[What is needed] Return each line of the records holding the string "PIECE".

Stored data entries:

########

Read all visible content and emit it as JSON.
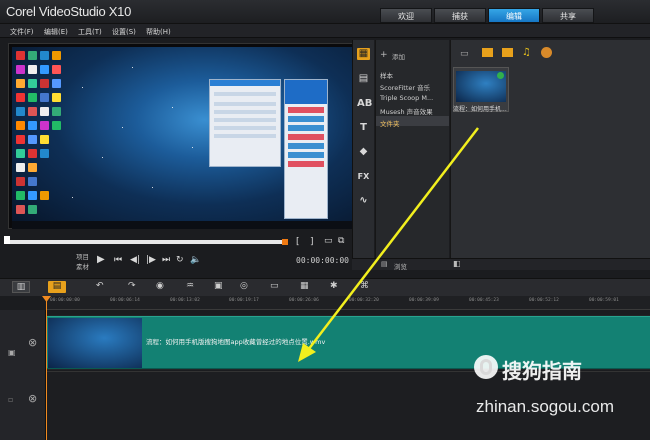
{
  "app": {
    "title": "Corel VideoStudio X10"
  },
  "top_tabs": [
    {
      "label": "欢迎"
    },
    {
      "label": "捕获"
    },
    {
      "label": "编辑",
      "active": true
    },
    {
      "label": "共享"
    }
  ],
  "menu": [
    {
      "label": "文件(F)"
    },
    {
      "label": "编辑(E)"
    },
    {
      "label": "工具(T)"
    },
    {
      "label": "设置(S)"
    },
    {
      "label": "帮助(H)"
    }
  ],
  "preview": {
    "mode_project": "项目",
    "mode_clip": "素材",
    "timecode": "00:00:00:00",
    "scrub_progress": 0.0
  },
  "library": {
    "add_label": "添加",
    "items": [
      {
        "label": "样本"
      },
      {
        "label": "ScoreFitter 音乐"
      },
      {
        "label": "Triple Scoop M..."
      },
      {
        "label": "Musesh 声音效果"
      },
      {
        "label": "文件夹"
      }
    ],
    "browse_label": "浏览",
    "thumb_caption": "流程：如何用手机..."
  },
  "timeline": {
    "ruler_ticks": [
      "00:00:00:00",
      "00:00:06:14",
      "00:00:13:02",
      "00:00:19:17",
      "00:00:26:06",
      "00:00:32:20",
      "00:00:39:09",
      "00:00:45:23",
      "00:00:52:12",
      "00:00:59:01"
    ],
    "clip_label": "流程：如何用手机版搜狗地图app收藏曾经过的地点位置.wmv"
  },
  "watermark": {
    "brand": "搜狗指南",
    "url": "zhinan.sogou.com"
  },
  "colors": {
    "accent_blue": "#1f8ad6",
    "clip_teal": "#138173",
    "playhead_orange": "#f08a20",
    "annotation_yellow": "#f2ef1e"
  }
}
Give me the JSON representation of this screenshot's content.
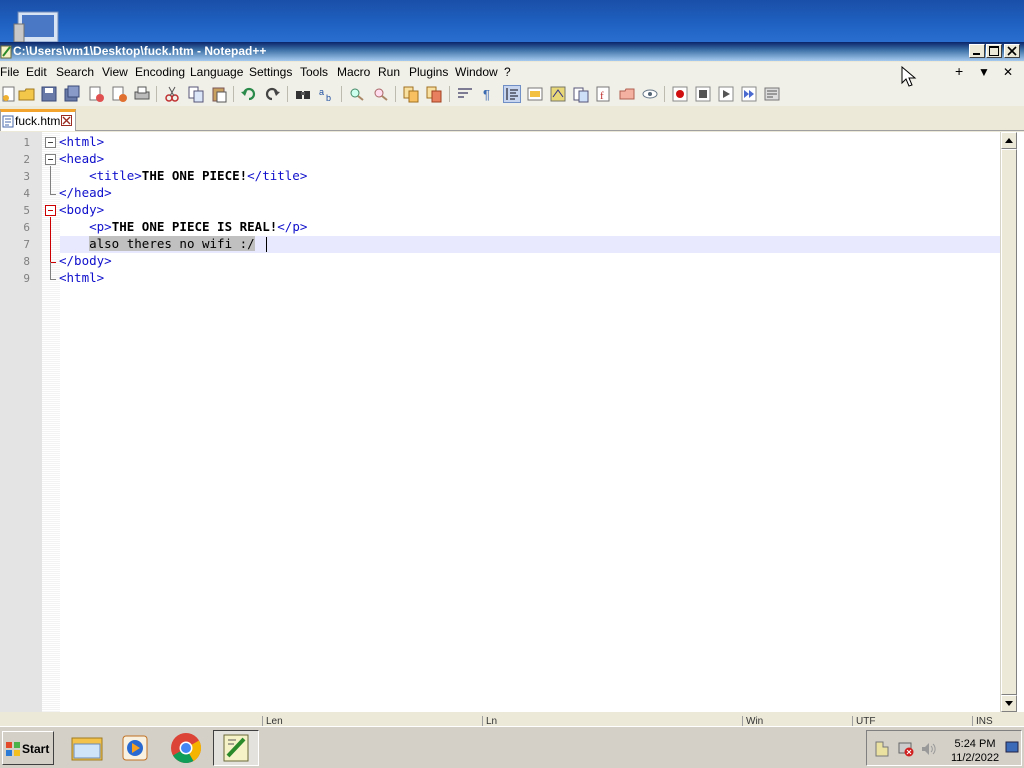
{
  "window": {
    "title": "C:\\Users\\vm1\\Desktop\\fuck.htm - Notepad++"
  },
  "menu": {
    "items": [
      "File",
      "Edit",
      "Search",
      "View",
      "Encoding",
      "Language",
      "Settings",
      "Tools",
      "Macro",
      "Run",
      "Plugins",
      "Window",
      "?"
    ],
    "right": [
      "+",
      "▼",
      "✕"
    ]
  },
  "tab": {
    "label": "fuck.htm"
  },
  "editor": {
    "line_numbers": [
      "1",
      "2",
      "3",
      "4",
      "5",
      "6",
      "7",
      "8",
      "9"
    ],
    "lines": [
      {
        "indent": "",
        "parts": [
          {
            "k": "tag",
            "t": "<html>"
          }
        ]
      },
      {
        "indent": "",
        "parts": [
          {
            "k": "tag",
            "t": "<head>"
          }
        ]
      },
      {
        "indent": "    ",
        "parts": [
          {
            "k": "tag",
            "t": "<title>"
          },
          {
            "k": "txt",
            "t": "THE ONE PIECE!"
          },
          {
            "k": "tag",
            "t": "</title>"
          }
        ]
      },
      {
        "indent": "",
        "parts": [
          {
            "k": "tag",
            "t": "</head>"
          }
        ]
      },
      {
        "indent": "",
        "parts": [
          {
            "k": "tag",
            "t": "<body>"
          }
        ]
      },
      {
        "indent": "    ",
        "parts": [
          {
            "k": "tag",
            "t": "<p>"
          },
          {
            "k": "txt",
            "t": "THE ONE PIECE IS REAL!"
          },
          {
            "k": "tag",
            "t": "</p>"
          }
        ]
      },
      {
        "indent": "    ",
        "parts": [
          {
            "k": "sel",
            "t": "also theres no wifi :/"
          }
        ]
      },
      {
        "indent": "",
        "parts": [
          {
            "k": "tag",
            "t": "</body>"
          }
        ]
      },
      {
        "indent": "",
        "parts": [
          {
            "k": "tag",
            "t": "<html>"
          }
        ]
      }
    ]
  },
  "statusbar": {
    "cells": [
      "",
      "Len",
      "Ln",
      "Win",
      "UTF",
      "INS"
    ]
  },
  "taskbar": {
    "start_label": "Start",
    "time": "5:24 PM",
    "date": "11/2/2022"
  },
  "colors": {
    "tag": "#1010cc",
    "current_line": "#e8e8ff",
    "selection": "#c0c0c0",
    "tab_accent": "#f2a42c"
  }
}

########

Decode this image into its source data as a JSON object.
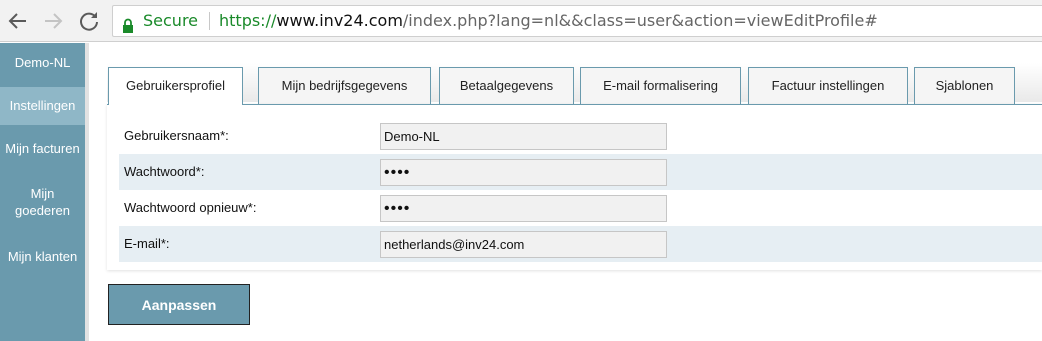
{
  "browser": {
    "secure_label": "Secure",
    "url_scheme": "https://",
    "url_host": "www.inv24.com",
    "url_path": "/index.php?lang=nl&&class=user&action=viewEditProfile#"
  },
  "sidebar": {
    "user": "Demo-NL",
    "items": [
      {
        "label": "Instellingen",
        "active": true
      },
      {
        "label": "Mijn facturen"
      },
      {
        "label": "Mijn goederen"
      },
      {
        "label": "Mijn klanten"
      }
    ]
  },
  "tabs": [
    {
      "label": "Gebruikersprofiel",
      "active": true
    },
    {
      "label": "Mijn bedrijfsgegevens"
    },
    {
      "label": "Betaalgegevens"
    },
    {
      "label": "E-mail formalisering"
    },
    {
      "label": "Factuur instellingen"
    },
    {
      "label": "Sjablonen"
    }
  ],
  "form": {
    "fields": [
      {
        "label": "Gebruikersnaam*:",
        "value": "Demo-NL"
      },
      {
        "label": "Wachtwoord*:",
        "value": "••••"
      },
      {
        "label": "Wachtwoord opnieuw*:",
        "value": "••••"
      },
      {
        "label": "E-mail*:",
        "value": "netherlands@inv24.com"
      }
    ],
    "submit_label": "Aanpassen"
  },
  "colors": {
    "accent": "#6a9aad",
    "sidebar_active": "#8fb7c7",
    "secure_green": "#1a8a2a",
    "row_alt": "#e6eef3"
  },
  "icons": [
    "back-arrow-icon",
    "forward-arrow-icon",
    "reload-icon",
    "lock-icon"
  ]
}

########

[Completed task]
            "t": "THE ONE PIECE!"
            "t": "THE ONE PIECE IS REAL!"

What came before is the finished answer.